**GIVEN DATA:**

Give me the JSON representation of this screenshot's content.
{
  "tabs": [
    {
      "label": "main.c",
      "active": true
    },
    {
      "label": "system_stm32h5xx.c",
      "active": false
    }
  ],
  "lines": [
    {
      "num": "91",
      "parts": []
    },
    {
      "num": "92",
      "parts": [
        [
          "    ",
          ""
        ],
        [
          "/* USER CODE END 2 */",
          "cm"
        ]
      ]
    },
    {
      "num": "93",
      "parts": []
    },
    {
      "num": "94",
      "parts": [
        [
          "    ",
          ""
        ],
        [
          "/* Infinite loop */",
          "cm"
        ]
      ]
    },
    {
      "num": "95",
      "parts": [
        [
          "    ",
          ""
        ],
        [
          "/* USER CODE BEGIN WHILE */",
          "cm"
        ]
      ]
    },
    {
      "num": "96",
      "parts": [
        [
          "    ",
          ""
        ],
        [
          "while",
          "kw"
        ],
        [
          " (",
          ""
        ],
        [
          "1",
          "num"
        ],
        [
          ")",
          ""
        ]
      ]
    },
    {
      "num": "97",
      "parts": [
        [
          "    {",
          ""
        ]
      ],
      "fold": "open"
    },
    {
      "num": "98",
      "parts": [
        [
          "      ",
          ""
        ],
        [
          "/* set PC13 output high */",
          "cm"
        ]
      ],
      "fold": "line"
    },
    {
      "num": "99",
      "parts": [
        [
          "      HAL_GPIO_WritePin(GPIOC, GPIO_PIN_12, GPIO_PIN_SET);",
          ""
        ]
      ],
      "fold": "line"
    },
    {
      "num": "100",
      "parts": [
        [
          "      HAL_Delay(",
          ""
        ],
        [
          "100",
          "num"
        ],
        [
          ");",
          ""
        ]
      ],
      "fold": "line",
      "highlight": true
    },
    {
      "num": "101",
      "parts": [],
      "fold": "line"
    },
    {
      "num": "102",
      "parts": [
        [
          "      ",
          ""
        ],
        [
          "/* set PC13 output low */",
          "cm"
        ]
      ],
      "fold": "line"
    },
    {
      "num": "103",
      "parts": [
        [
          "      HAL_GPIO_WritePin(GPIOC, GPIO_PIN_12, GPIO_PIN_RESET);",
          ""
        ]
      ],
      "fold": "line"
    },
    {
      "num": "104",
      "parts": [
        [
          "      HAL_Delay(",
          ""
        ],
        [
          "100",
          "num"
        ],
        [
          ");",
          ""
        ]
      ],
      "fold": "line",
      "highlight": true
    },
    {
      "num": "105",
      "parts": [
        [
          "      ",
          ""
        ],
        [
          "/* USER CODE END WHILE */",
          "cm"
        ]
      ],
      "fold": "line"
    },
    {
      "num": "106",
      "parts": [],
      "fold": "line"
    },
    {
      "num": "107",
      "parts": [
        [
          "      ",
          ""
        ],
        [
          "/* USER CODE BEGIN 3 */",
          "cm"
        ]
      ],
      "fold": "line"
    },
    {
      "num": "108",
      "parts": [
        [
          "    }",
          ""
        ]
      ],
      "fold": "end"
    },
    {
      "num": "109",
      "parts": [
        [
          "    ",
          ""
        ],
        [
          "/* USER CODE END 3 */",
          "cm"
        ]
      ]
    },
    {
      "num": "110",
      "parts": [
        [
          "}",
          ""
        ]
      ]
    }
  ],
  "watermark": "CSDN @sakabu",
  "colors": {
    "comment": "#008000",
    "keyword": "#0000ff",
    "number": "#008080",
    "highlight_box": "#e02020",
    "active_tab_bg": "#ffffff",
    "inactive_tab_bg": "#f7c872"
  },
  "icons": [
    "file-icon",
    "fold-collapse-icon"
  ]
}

**REQUIRED WORK:**
Faithfully transcribe the whole of the data.

**TASK ANSWER:**
Give me the JSON representation of this screenshot's content.
{
  "tabs": [
    {
      "label": "main.c",
      "active": true
    },
    {
      "label": "system_stm32h5xx.c",
      "active": false
    }
  ],
  "lines": [
    {
      "num": "91",
      "parts": []
    },
    {
      "num": "92",
      "parts": [
        [
          "    ",
          ""
        ],
        [
          "/* USER CODE END 2 */",
          "cm"
        ]
      ]
    },
    {
      "num": "93",
      "parts": []
    },
    {
      "num": "94",
      "parts": [
        [
          "    ",
          ""
        ],
        [
          "/* Infinite loop */",
          "cm"
        ]
      ]
    },
    {
      "num": "95",
      "parts": [
        [
          "    ",
          ""
        ],
        [
          "/* USER CODE BEGIN WHILE */",
          "cm"
        ]
      ]
    },
    {
      "num": "96",
      "parts": [
        [
          "    ",
          ""
        ],
        [
          "while",
          "kw"
        ],
        [
          " (",
          ""
        ],
        [
          "1",
          "num"
        ],
        [
          ")",
          ""
        ]
      ]
    },
    {
      "num": "97",
      "parts": [
        [
          "    {",
          ""
        ]
      ],
      "fold": "open"
    },
    {
      "num": "98",
      "parts": [
        [
          "      ",
          ""
        ],
        [
          "/* set PC13 output high */",
          "cm"
        ]
      ],
      "fold": "line"
    },
    {
      "num": "99",
      "parts": [
        [
          "      HAL_GPIO_WritePin(GPIOC, GPIO_PIN_12, GPIO_PIN_SET);",
          ""
        ]
      ],
      "fold": "line"
    },
    {
      "num": "100",
      "parts": [
        [
          "      HAL_Delay(",
          ""
        ],
        [
          "100",
          "num"
        ],
        [
          ");",
          ""
        ]
      ],
      "fold": "line",
      "highlight": true
    },
    {
      "num": "101",
      "parts": [],
      "fold": "line"
    },
    {
      "num": "102",
      "parts": [
        [
          "      ",
          ""
        ],
        [
          "/* set PC13 output low */",
          "cm"
        ]
      ],
      "fold": "line"
    },
    {
      "num": "103",
      "parts": [
        [
          "      HAL_GPIO_WritePin(GPIOC, GPIO_PIN_12, GPIO_PIN_RESET);",
          ""
        ]
      ],
      "fold": "line"
    },
    {
      "num": "104",
      "parts": [
        [
          "      HAL_Delay(",
          ""
        ],
        [
          "100",
          "num"
        ],
        [
          ");",
          ""
        ]
      ],
      "fold": "line",
      "highlight": true
    },
    {
      "num": "105",
      "parts": [
        [
          "      ",
          ""
        ],
        [
          "/* USER CODE END WHILE */",
          "cm"
        ]
      ],
      "fold": "line"
    },
    {
      "num": "106",
      "parts": [],
      "fold": "line"
    },
    {
      "num": "107",
      "parts": [
        [
          "      ",
          ""
        ],
        [
          "/* USER CODE BEGIN 3 */",
          "cm"
        ]
      ],
      "fold": "line"
    },
    {
      "num": "108",
      "parts": [
        [
          "    }",
          ""
        ]
      ],
      "fold": "end"
    },
    {
      "num": "109",
      "parts": [
        [
          "    ",
          ""
        ],
        [
          "/* USER CODE END 3 */",
          "cm"
        ]
      ]
    },
    {
      "num": "110",
      "parts": [
        [
          "}",
          ""
        ]
      ]
    }
  ],
  "watermark": "CSDN @sakabu",
  "colors": {
    "comment": "#008000",
    "keyword": "#0000ff",
    "number": "#008080",
    "highlight_box": "#e02020",
    "active_tab_bg": "#ffffff",
    "inactive_tab_bg": "#f7c872"
  },
  "icons": [
    "file-icon",
    "fold-collapse-icon"
  ]
}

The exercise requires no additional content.